"""
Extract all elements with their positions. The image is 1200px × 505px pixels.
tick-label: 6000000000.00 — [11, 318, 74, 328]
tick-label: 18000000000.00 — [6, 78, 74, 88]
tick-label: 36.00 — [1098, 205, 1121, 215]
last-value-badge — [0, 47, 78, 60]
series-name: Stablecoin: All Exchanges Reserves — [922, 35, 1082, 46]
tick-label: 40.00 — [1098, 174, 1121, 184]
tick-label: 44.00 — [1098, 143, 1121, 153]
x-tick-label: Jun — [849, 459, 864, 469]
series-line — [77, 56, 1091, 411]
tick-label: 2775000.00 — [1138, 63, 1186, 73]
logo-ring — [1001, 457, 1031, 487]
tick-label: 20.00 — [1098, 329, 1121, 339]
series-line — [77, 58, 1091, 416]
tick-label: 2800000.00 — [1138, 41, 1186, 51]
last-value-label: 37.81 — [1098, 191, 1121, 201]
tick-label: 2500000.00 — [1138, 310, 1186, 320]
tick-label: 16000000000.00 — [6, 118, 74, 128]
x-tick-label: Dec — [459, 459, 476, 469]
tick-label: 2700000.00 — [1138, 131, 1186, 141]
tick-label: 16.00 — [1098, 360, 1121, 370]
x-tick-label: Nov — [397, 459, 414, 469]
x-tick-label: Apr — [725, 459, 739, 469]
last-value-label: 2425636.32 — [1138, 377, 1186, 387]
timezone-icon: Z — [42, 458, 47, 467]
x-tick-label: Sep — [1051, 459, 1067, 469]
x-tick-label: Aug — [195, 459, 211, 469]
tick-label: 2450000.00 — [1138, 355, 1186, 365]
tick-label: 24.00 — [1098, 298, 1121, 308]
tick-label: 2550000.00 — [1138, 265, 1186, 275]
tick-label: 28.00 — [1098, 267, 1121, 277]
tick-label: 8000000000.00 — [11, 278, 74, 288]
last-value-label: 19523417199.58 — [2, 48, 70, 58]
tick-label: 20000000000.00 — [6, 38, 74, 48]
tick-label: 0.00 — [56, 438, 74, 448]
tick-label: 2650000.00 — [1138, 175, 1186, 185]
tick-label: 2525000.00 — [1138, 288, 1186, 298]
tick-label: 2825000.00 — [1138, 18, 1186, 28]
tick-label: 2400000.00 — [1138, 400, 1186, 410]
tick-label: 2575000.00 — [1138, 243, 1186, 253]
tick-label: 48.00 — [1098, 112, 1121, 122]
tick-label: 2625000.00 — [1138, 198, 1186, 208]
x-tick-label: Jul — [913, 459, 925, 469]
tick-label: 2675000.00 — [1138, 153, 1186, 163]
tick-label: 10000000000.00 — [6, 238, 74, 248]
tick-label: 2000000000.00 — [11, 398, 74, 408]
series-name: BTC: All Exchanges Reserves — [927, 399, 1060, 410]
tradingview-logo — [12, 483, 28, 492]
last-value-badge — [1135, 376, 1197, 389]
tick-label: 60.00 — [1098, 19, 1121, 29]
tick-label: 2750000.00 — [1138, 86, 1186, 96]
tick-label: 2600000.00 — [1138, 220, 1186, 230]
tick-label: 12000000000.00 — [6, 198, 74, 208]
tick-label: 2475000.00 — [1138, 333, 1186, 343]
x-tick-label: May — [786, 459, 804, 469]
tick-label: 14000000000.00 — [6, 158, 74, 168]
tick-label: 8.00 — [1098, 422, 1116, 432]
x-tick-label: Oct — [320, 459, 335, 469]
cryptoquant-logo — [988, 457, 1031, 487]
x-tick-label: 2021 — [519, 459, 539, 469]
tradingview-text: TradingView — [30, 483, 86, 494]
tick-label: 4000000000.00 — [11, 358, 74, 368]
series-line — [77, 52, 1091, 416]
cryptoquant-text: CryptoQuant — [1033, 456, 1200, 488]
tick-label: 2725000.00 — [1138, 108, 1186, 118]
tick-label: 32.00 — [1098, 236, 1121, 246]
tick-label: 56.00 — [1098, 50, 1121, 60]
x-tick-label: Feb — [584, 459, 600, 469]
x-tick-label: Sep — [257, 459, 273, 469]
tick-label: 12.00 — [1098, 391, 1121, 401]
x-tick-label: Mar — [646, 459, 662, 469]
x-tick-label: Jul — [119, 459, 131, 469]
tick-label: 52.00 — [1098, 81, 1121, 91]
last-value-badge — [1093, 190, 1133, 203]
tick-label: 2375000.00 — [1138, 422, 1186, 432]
"""
= TASK BRIEF =
Copy every one of the lines above word for word.

= EXERCISE RESULT =
Extract all elements with their positions. The image is 1200px × 505px pixels.
tick-label: 6000000000.00 — [11, 318, 74, 328]
tick-label: 18000000000.00 — [6, 78, 74, 88]
tick-label: 36.00 — [1098, 205, 1121, 215]
last-value-badge — [0, 47, 78, 60]
series-name: Stablecoin: All Exchanges Reserves — [922, 35, 1082, 46]
tick-label: 40.00 — [1098, 174, 1121, 184]
tick-label: 44.00 — [1098, 143, 1121, 153]
x-tick-label: Jun — [849, 459, 864, 469]
series-line — [77, 56, 1091, 411]
tick-label: 2775000.00 — [1138, 63, 1186, 73]
logo-ring — [1001, 457, 1031, 487]
tick-label: 20.00 — [1098, 329, 1121, 339]
series-line — [77, 58, 1091, 416]
tick-label: 2800000.00 — [1138, 41, 1186, 51]
last-value-label: 37.81 — [1098, 191, 1121, 201]
tick-label: 2500000.00 — [1138, 310, 1186, 320]
tick-label: 16000000000.00 — [6, 118, 74, 128]
x-tick-label: Dec — [459, 459, 476, 469]
tick-label: 2700000.00 — [1138, 131, 1186, 141]
tick-label: 16.00 — [1098, 360, 1121, 370]
x-tick-label: Nov — [397, 459, 414, 469]
x-tick-label: Apr — [725, 459, 739, 469]
last-value-label: 2425636.32 — [1138, 377, 1186, 387]
timezone-icon: Z — [42, 458, 47, 467]
x-tick-label: Sep — [1051, 459, 1067, 469]
x-tick-label: Aug — [195, 459, 211, 469]
tick-label: 2450000.00 — [1138, 355, 1186, 365]
tick-label: 24.00 — [1098, 298, 1121, 308]
tick-label: 2550000.00 — [1138, 265, 1186, 275]
tick-label: 28.00 — [1098, 267, 1121, 277]
tick-label: 8000000000.00 — [11, 278, 74, 288]
last-value-label: 19523417199.58 — [2, 48, 70, 58]
tick-label: 20000000000.00 — [6, 38, 74, 48]
tick-label: 0.00 — [56, 438, 74, 448]
tick-label: 2650000.00 — [1138, 175, 1186, 185]
tick-label: 2525000.00 — [1138, 288, 1186, 298]
tick-label: 2825000.00 — [1138, 18, 1186, 28]
tick-label: 2400000.00 — [1138, 400, 1186, 410]
tick-label: 2575000.00 — [1138, 243, 1186, 253]
tick-label: 48.00 — [1098, 112, 1121, 122]
tick-label: 2625000.00 — [1138, 198, 1186, 208]
x-tick-label: Jul — [913, 459, 925, 469]
tick-label: 2675000.00 — [1138, 153, 1186, 163]
tick-label: 10000000000.00 — [6, 238, 74, 248]
tick-label: 2000000000.00 — [11, 398, 74, 408]
series-name: BTC: All Exchanges Reserves — [927, 399, 1060, 410]
tradingview-logo — [12, 483, 28, 492]
last-value-badge — [1135, 376, 1197, 389]
tick-label: 60.00 — [1098, 19, 1121, 29]
tick-label: 2750000.00 — [1138, 86, 1186, 96]
tick-label: 2600000.00 — [1138, 220, 1186, 230]
tick-label: 12000000000.00 — [6, 198, 74, 208]
tick-label: 2475000.00 — [1138, 333, 1186, 343]
x-tick-label: May — [786, 459, 804, 469]
tick-label: 14000000000.00 — [6, 158, 74, 168]
tick-label: 8.00 — [1098, 422, 1116, 432]
x-tick-label: Oct — [320, 459, 335, 469]
cryptoquant-logo — [988, 457, 1031, 487]
x-tick-label: 2021 — [519, 459, 539, 469]
tradingview-text: TradingView — [30, 483, 86, 494]
tick-label: 4000000000.00 — [11, 358, 74, 368]
series-line — [77, 52, 1091, 416]
cryptoquant-text: CryptoQuant — [1033, 456, 1200, 488]
tick-label: 2725000.00 — [1138, 108, 1186, 118]
tick-label: 32.00 — [1098, 236, 1121, 246]
tick-label: 56.00 — [1098, 50, 1121, 60]
x-tick-label: Feb — [584, 459, 600, 469]
x-tick-label: Sep — [257, 459, 273, 469]
tick-label: 12.00 — [1098, 391, 1121, 401]
x-tick-label: Mar — [646, 459, 662, 469]
x-tick-label: Jul — [119, 459, 131, 469]
tick-label: 52.00 — [1098, 81, 1121, 91]
last-value-badge — [1093, 190, 1133, 203]
tick-label: 2375000.00 — [1138, 422, 1186, 432]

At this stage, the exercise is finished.